Stated exercise
Skip the images and copy each record exactly as written.

Excerpted records
====================

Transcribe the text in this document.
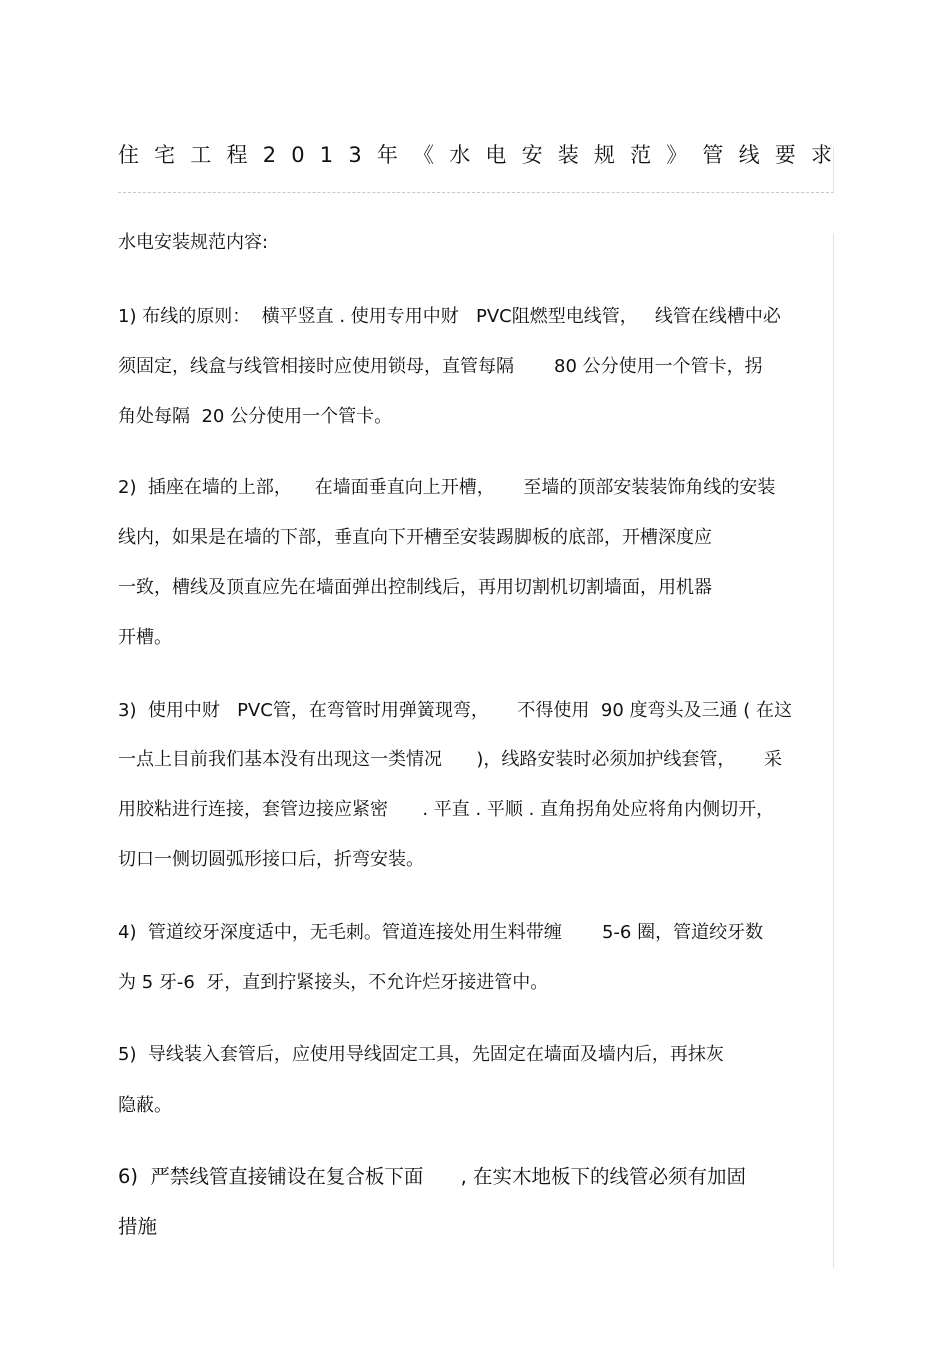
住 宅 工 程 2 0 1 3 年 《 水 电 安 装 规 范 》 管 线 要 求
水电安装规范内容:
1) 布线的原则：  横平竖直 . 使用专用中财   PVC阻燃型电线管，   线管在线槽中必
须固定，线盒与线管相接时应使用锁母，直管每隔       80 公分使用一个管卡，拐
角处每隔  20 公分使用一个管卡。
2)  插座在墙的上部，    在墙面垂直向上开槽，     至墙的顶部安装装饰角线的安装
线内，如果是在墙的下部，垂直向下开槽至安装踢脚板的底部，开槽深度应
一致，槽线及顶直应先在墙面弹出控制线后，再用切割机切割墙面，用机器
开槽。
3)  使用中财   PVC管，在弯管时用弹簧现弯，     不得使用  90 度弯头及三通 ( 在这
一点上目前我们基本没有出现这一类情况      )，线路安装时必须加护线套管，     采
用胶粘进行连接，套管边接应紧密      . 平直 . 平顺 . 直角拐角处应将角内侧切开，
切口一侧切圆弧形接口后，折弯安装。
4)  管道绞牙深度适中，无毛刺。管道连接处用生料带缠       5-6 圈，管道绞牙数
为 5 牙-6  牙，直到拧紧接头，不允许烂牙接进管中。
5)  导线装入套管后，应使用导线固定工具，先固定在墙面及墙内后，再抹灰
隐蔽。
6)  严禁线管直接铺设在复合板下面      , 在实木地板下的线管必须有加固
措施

====================

Written answer
Transcribe the text in this document.
住 宅 工 程 2 0 1 3 年 《 水 电 安 装 规 范 》 管 线 要 求
水电安装规范内容:
1) 布线的原则：  横平竖直 . 使用专用中财   PVC阻燃型电线管，   线管在线槽中必
须固定，线盒与线管相接时应使用锁母，直管每隔       80 公分使用一个管卡，拐
角处每隔  20 公分使用一个管卡。
2)  插座在墙的上部，    在墙面垂直向上开槽，     至墙的顶部安装装饰角线的安装
线内，如果是在墙的下部，垂直向下开槽至安装踢脚板的底部，开槽深度应
一致，槽线及顶直应先在墙面弹出控制线后，再用切割机切割墙面，用机器
开槽。
3)  使用中财   PVC管，在弯管时用弹簧现弯，     不得使用  90 度弯头及三通 ( 在这
一点上目前我们基本没有出现这一类情况      )，线路安装时必须加护线套管，     采
用胶粘进行连接，套管边接应紧密      . 平直 . 平顺 . 直角拐角处应将角内侧切开，
切口一侧切圆弧形接口后，折弯安装。
4)  管道绞牙深度适中，无毛刺。管道连接处用生料带缠       5-6 圈，管道绞牙数
为 5 牙-6  牙，直到拧紧接头，不允许烂牙接进管中。
5)  导线装入套管后，应使用导线固定工具，先固定在墙面及墙内后，再抹灰
隐蔽。
6)  严禁线管直接铺设在复合板下面      , 在实木地板下的线管必须有加固
措施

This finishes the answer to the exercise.